_The task_:
Transcribe each entry below exactly. Pictures do not go in the copy.

_Exercise input_:
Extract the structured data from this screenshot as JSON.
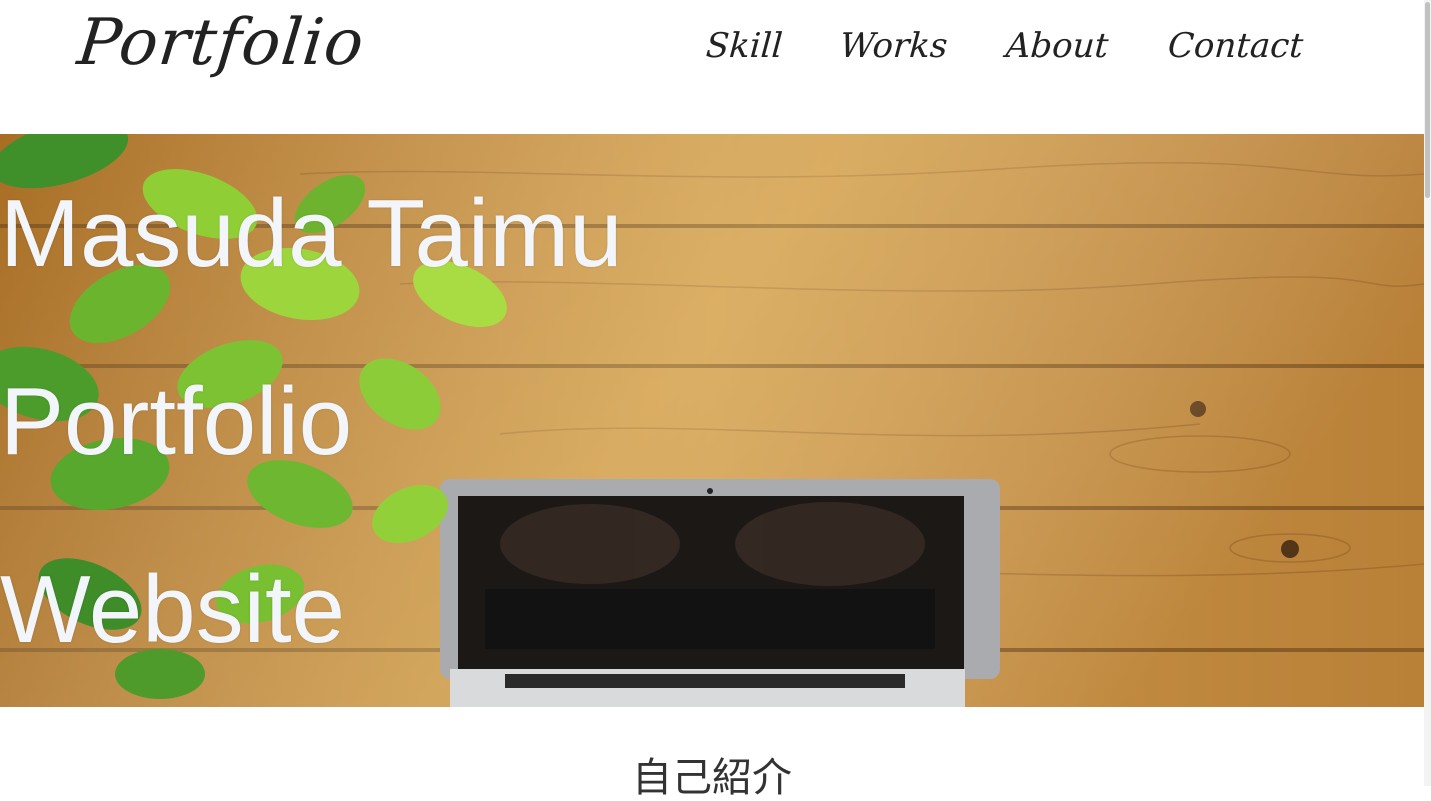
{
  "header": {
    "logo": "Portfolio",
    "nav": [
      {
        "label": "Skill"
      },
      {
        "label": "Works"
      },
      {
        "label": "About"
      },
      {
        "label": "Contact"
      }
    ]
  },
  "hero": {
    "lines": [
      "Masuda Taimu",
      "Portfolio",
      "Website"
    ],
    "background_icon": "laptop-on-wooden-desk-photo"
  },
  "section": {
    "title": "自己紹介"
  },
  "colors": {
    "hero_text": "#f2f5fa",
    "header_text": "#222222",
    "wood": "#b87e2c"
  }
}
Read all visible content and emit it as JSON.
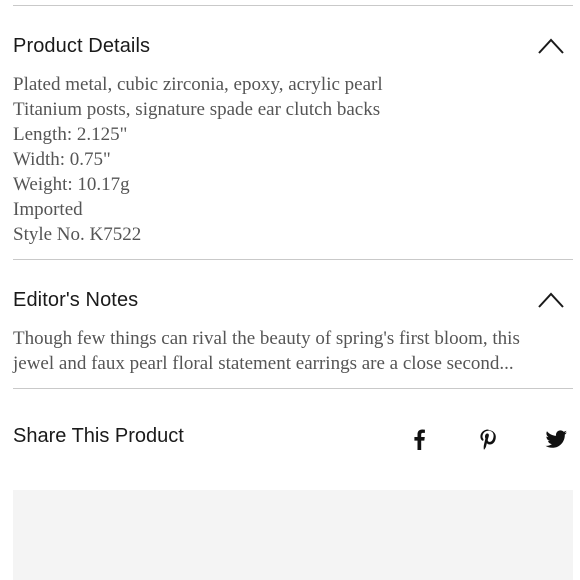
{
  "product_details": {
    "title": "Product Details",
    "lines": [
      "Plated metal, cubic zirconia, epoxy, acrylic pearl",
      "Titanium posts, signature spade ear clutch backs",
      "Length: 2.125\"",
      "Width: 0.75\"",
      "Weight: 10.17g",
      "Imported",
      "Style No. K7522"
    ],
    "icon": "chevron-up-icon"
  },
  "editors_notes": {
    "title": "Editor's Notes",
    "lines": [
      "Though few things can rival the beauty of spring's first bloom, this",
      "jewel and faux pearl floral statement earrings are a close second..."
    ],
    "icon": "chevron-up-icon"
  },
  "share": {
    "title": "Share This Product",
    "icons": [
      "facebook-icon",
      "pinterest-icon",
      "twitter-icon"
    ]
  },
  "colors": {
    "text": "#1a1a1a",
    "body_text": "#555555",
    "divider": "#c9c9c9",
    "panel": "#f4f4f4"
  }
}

_Result_:
Extract the structured data from this screenshot as JSON.
{
  "header": {
    "logo": "Portfolio",
    "nav": [
      {
        "label": "Skill"
      },
      {
        "label": "Works"
      },
      {
        "label": "About"
      },
      {
        "label": "Contact"
      }
    ]
  },
  "hero": {
    "lines": [
      "Masuda Taimu",
      "Portfolio",
      "Website"
    ],
    "background_icon": "laptop-on-wooden-desk-photo"
  },
  "section": {
    "title": "自己紹介"
  },
  "colors": {
    "hero_text": "#f2f5fa",
    "header_text": "#222222",
    "wood": "#b87e2c"
  }
}
Read all visible content and emit it as JSON.
{
  "product_details": {
    "title": "Product Details",
    "lines": [
      "Plated metal, cubic zirconia, epoxy, acrylic pearl",
      "Titanium posts, signature spade ear clutch backs",
      "Length: 2.125\"",
      "Width: 0.75\"",
      "Weight: 10.17g",
      "Imported",
      "Style No. K7522"
    ],
    "icon": "chevron-up-icon"
  },
  "editors_notes": {
    "title": "Editor's Notes",
    "lines": [
      "Though few things can rival the beauty of spring's first bloom, this",
      "jewel and faux pearl floral statement earrings are a close second..."
    ],
    "icon": "chevron-up-icon"
  },
  "share": {
    "title": "Share This Product",
    "icons": [
      "facebook-icon",
      "pinterest-icon",
      "twitter-icon"
    ]
  },
  "colors": {
    "text": "#1a1a1a",
    "body_text": "#555555",
    "divider": "#c9c9c9",
    "panel": "#f4f4f4"
  }
}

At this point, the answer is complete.